§ **What to work on**: Write out the entries again exactly as they are given.
****************************************
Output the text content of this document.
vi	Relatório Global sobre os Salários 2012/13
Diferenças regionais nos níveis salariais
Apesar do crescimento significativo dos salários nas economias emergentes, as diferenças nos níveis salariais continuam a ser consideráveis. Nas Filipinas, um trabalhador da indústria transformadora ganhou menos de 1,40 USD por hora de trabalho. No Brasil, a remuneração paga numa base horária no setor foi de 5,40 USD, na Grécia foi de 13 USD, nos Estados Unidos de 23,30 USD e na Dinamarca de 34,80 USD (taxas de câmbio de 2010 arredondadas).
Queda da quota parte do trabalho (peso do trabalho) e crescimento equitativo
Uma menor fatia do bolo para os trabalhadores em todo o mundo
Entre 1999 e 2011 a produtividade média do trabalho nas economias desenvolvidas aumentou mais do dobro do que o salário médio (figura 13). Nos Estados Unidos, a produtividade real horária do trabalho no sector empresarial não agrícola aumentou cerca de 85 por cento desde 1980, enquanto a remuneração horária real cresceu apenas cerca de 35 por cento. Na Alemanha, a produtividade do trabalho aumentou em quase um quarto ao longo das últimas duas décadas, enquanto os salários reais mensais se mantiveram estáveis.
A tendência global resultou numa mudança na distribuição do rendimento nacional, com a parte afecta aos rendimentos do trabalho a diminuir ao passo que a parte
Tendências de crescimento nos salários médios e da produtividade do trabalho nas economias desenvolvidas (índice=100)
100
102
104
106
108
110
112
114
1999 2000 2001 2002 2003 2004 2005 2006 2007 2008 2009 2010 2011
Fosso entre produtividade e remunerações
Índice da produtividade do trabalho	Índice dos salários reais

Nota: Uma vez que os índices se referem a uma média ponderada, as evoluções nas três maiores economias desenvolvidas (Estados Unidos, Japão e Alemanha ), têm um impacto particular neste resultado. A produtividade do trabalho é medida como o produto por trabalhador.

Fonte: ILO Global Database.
****************************************
§ **Answer to the task**:
Output the text content of this document.
vi	Relatório Global sobre os Salários 2012/13
Diferenças regionais nos níveis salariais
Apesar do crescimento significativo dos salários nas economias emergentes, as diferenças nos níveis salariais continuam a ser consideráveis. Nas Filipinas, um trabalhador da indústria transformadora ganhou menos de 1,40 USD por hora de trabalho. No Brasil, a remuneração paga numa base horária no setor foi de 5,40 USD, na Grécia foi de 13 USD, nos Estados Unidos de 23,30 USD e na Dinamarca de 34,80 USD (taxas de câmbio de 2010 arredondadas).
Queda da quota parte do trabalho (peso do trabalho) e crescimento equitativo
Uma menor fatia do bolo para os trabalhadores em todo o mundo
Entre 1999 e 2011 a produtividade média do trabalho nas economias desenvolvidas aumentou mais do dobro do que o salário médio (figura 13). Nos Estados Unidos, a produtividade real horária do trabalho no sector empresarial não agrícola aumentou cerca de 85 por cento desde 1980, enquanto a remuneração horária real cresceu apenas cerca de 35 por cento. Na Alemanha, a produtividade do trabalho aumentou em quase um quarto ao longo das últimas duas décadas, enquanto os salários reais mensais se mantiveram estáveis.
A tendência global resultou numa mudança na distribuição do rendimento nacional, com a parte afecta aos rendimentos do trabalho a diminuir ao passo que a parte
Tendências de crescimento nos salários médios e da produtividade do trabalho nas economias desenvolvidas (índice=100)
100
102
104
106
108
110
112
114
1999 2000 2001 2002 2003 2004 2005 2006 2007 2008 2009 2010 2011
Fosso entre produtividade e remunerações
Índice da produtividade do trabalho	Índice dos salários reais

Nota: Uma vez que os índices se referem a uma média ponderada, as evoluções nas três maiores economias desenvolvidas (Estados Unidos, Japão e Alemanha ), têm um impacto particular neste resultado. A produtividade do trabalho é medida como o produto por trabalhador.

Fonte: ILO Global Database.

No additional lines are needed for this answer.